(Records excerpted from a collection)
=======
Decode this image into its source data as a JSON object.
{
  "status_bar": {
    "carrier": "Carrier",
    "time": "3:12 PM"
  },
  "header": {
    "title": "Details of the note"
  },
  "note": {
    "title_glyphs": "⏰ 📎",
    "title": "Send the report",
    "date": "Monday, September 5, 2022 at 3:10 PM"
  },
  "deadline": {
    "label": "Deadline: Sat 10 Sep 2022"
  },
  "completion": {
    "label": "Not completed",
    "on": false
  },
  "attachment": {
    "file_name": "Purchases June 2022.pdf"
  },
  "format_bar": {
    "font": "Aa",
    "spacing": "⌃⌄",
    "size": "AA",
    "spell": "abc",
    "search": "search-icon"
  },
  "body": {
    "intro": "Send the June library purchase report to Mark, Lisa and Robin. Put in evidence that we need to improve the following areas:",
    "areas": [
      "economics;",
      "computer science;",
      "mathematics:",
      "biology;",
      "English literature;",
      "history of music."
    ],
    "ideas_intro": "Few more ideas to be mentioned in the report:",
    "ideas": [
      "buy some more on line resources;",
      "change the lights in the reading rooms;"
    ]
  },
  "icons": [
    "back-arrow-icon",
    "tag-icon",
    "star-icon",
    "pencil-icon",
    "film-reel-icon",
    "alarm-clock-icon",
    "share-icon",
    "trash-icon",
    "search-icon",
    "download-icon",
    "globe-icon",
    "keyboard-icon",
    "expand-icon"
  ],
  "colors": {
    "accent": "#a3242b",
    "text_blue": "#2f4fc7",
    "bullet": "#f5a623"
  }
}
=======
__To do__. In the entries above, find each line with the word "ideas" and show it.

__Full solution__.
    "ideas_intro": "Few more ideas to be mentioned in the report:",
    "ideas": [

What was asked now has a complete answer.